_TASK INSTRUCTIONS:_ Locate the string "Ethereum" throughout the material and copy every line in which it occurs.
========
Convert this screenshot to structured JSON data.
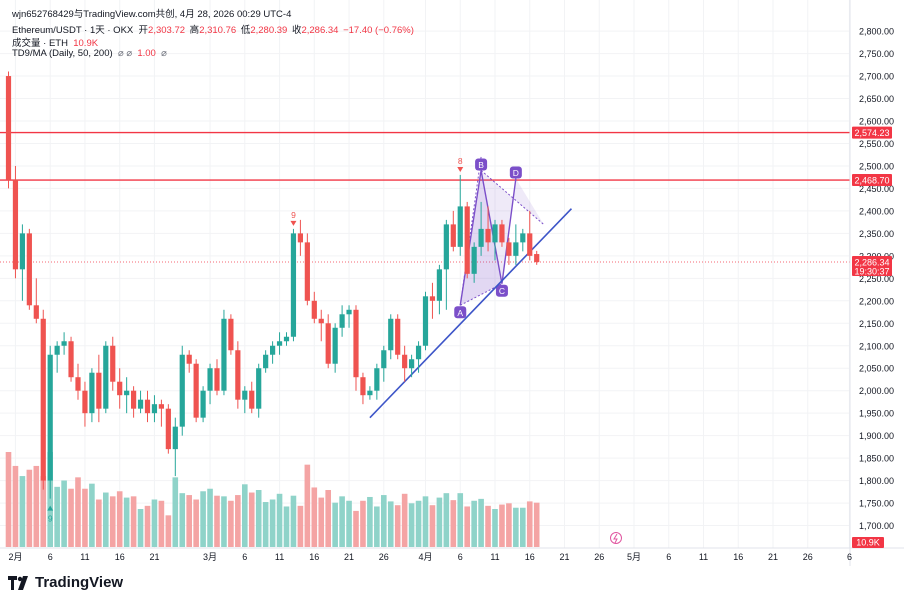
{
  "header": {
    "line1": "wjn652768429与TradingView.com共创,  4月 28, 2026 00:29 UTC-4",
    "symbol": "Ethereum/USDT · 1天 · OKX",
    "open_label": "开",
    "open": "2,303.72",
    "high_label": "高",
    "high": "2,310.76",
    "low_label": "低",
    "low": "2,280.39",
    "close_label": "收",
    "close": "2,286.34",
    "change": "−17.40 (−0.76%)",
    "volume_label": "成交量 · ETH",
    "volume_value": "10.9K",
    "indicator_label": "TD9/MA (Daily, 50, 200)",
    "indicator_value": "1.00"
  },
  "brand": {
    "name": "TradingView"
  },
  "colors": {
    "up": "#26a69a",
    "down": "#ef5350",
    "up_vol": "#8fd3c9",
    "down_vol": "#f4a4a4",
    "level": "#f23645",
    "trend": "#3d55c8",
    "pattern": "#7b4fc9"
  },
  "chart_data": {
    "type": "candlestick",
    "symbol": "Ethereum/USDT",
    "interval": "1天",
    "exchange": "OKX",
    "y_range": [
      1650,
      2850
    ],
    "y_ticks": [
      "2,800.00",
      "2,750.00",
      "2,700.00",
      "2,650.00",
      "2,600.00",
      "2,550.00",
      "2,500.00",
      "2,450.00",
      "2,400.00",
      "2,350.00",
      "2,300.00",
      "2,250.00",
      "2,200.00",
      "2,150.00",
      "2,100.00",
      "2,050.00",
      "2,000.00",
      "1,950.00",
      "1,900.00",
      "1,850.00",
      "1,800.00",
      "1,750.00",
      "1,700.00"
    ],
    "y_tick_values": [
      2800,
      2750,
      2700,
      2650,
      2600,
      2550,
      2500,
      2450,
      2400,
      2350,
      2300,
      2250,
      2200,
      2150,
      2100,
      2050,
      2000,
      1950,
      1900,
      1850,
      1800,
      1750,
      1700
    ],
    "x_ticks": [
      {
        "label": "2月",
        "date": "2026-02-01"
      },
      {
        "label": "6",
        "date": "2026-02-06"
      },
      {
        "label": "11",
        "date": "2026-02-11"
      },
      {
        "label": "16",
        "date": "2026-02-16"
      },
      {
        "label": "21",
        "date": "2026-02-21"
      },
      {
        "label": "3月",
        "date": "2026-03-01"
      },
      {
        "label": "6",
        "date": "2026-03-06"
      },
      {
        "label": "11",
        "date": "2026-03-11"
      },
      {
        "label": "16",
        "date": "2026-03-16"
      },
      {
        "label": "21",
        "date": "2026-03-21"
      },
      {
        "label": "26",
        "date": "2026-03-26"
      },
      {
        "label": "4月",
        "date": "2026-04-01"
      },
      {
        "label": "6",
        "date": "2026-04-06"
      },
      {
        "label": "11",
        "date": "2026-04-11"
      },
      {
        "label": "16",
        "date": "2026-04-16"
      },
      {
        "label": "21",
        "date": "2026-04-21"
      },
      {
        "label": "26",
        "date": "2026-04-26"
      },
      {
        "label": "5月",
        "date": "2026-05-01"
      },
      {
        "label": "6",
        "date": "2026-05-06"
      },
      {
        "label": "11",
        "date": "2026-05-11"
      },
      {
        "label": "16",
        "date": "2026-05-16"
      },
      {
        "label": "21",
        "date": "2026-05-21"
      },
      {
        "label": "26",
        "date": "2026-05-26"
      },
      {
        "label": "6",
        "date": "2026-06-01"
      }
    ],
    "x_start": "2026-01-31",
    "candles": [
      [
        2700,
        2710,
        2450,
        2470
      ],
      [
        2470,
        2500,
        2250,
        2270
      ],
      [
        2270,
        2370,
        2200,
        2350
      ],
      [
        2350,
        2360,
        2180,
        2190
      ],
      [
        2190,
        2250,
        2150,
        2160
      ],
      [
        2160,
        2180,
        1780,
        1800
      ],
      [
        1800,
        2100,
        1760,
        2080
      ],
      [
        2080,
        2110,
        2040,
        2100
      ],
      [
        2100,
        2130,
        2080,
        2110
      ],
      [
        2110,
        2120,
        2020,
        2030
      ],
      [
        2030,
        2060,
        1980,
        2000
      ],
      [
        2000,
        2020,
        1920,
        1950
      ],
      [
        1950,
        2050,
        1930,
        2040
      ],
      [
        2040,
        2080,
        1930,
        1960
      ],
      [
        1960,
        2110,
        1950,
        2100
      ],
      [
        2100,
        2120,
        2000,
        2020
      ],
      [
        2020,
        2050,
        1960,
        1990
      ],
      [
        1990,
        2030,
        1950,
        2000
      ],
      [
        2000,
        2010,
        1940,
        1960
      ],
      [
        1960,
        2000,
        1950,
        1980
      ],
      [
        1980,
        2000,
        1930,
        1950
      ],
      [
        1950,
        1990,
        1930,
        1970
      ],
      [
        1970,
        1980,
        1920,
        1960
      ],
      [
        1960,
        1970,
        1860,
        1870
      ],
      [
        1870,
        1940,
        1810,
        1920
      ],
      [
        1920,
        2100,
        1900,
        2080
      ],
      [
        2080,
        2090,
        2040,
        2060
      ],
      [
        2060,
        2070,
        1930,
        1940
      ],
      [
        1940,
        2010,
        1930,
        2000
      ],
      [
        2000,
        2060,
        1970,
        2050
      ],
      [
        2050,
        2070,
        1990,
        2000
      ],
      [
        2000,
        2180,
        1990,
        2160
      ],
      [
        2160,
        2170,
        2080,
        2090
      ],
      [
        2090,
        2110,
        1960,
        1980
      ],
      [
        1980,
        2010,
        1950,
        2000
      ],
      [
        2000,
        2020,
        1950,
        1960
      ],
      [
        1960,
        2060,
        1940,
        2050
      ],
      [
        2050,
        2090,
        2040,
        2080
      ],
      [
        2080,
        2110,
        2060,
        2100
      ],
      [
        2100,
        2130,
        2080,
        2110
      ],
      [
        2110,
        2130,
        2100,
        2120
      ],
      [
        2120,
        2360,
        2110,
        2350
      ],
      [
        2350,
        2380,
        2300,
        2330
      ],
      [
        2330,
        2350,
        2190,
        2200
      ],
      [
        2200,
        2220,
        2150,
        2160
      ],
      [
        2160,
        2180,
        2110,
        2150
      ],
      [
        2150,
        2170,
        2050,
        2060
      ],
      [
        2060,
        2150,
        2040,
        2140
      ],
      [
        2140,
        2190,
        2120,
        2170
      ],
      [
        2170,
        2190,
        2140,
        2180
      ],
      [
        2180,
        2190,
        2000,
        2030
      ],
      [
        2030,
        2040,
        1970,
        1990
      ],
      [
        1990,
        2010,
        1980,
        2000
      ],
      [
        2000,
        2060,
        1980,
        2050
      ],
      [
        2050,
        2100,
        2020,
        2090
      ],
      [
        2090,
        2170,
        2070,
        2160
      ],
      [
        2160,
        2170,
        2070,
        2080
      ],
      [
        2080,
        2100,
        2020,
        2050
      ],
      [
        2050,
        2080,
        2030,
        2070
      ],
      [
        2070,
        2110,
        2040,
        2100
      ],
      [
        2100,
        2220,
        2090,
        2210
      ],
      [
        2210,
        2240,
        2160,
        2200
      ],
      [
        2200,
        2280,
        2170,
        2270
      ],
      [
        2270,
        2380,
        2180,
        2370
      ],
      [
        2370,
        2400,
        2310,
        2320
      ],
      [
        2320,
        2480,
        2300,
        2410
      ],
      [
        2410,
        2420,
        2250,
        2260
      ],
      [
        2260,
        2330,
        2240,
        2320
      ],
      [
        2320,
        2420,
        2300,
        2360
      ],
      [
        2360,
        2410,
        2310,
        2330
      ],
      [
        2330,
        2380,
        2290,
        2370
      ],
      [
        2370,
        2380,
        2320,
        2330
      ],
      [
        2330,
        2340,
        2280,
        2300
      ],
      [
        2300,
        2370,
        2280,
        2330
      ],
      [
        2330,
        2360,
        2310,
        2350
      ],
      [
        2350,
        2400,
        2290,
        2300
      ],
      [
        2304,
        2311,
        2280,
        2286
      ]
    ],
    "volumes": [
      150,
      128,
      112,
      122,
      128,
      112,
      150,
      95,
      105,
      92,
      110,
      92,
      100,
      75,
      86,
      80,
      88,
      78,
      80,
      60,
      65,
      75,
      73,
      50,
      110,
      85,
      82,
      75,
      88,
      92,
      81,
      80,
      73,
      82,
      99,
      86,
      90,
      71,
      75,
      84,
      64,
      81,
      65,
      130,
      94,
      78,
      90,
      70,
      80,
      73,
      57,
      73,
      79,
      64,
      82,
      72,
      66,
      84,
      69,
      73,
      80,
      66,
      78,
      85,
      74,
      85,
      64,
      73,
      76,
      65,
      60,
      67,
      69,
      62,
      62,
      72,
      70
    ],
    "volume_last": "10.9K",
    "levels": [
      {
        "price": 2574.23,
        "label": "2,574.23"
      },
      {
        "price": 2468.7,
        "label": "2,468.70"
      }
    ],
    "last_price": {
      "price": 2286.34,
      "label": "2,286.34",
      "countdown": "19:30:37"
    },
    "volume_tag": "10.9K",
    "td9_marks": [
      {
        "candle": 6,
        "label": "9",
        "side": "below"
      },
      {
        "candle": 41,
        "label": "9",
        "side": "above"
      },
      {
        "candle": 65,
        "label": "8",
        "side": "above"
      }
    ],
    "trendline": {
      "from": {
        "candle": 52,
        "price": 1940
      },
      "to": {
        "candle": 81,
        "price": 2405
      }
    },
    "triangle_pattern": {
      "points": [
        {
          "label": "A",
          "candle": 65,
          "price": 2190
        },
        {
          "label": "B",
          "candle": 68,
          "price": 2490
        },
        {
          "label": "C",
          "candle": 71,
          "price": 2238
        },
        {
          "label": "D",
          "candle": 73,
          "price": 2472
        }
      ],
      "apex": {
        "candle": 77,
        "price": 2370
      }
    }
  }
}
========
_TASK OUTPUT:_
    "symbol": "Ethereum/USDT · 1天 · OKX",
    "symbol": "Ethereum/USDT",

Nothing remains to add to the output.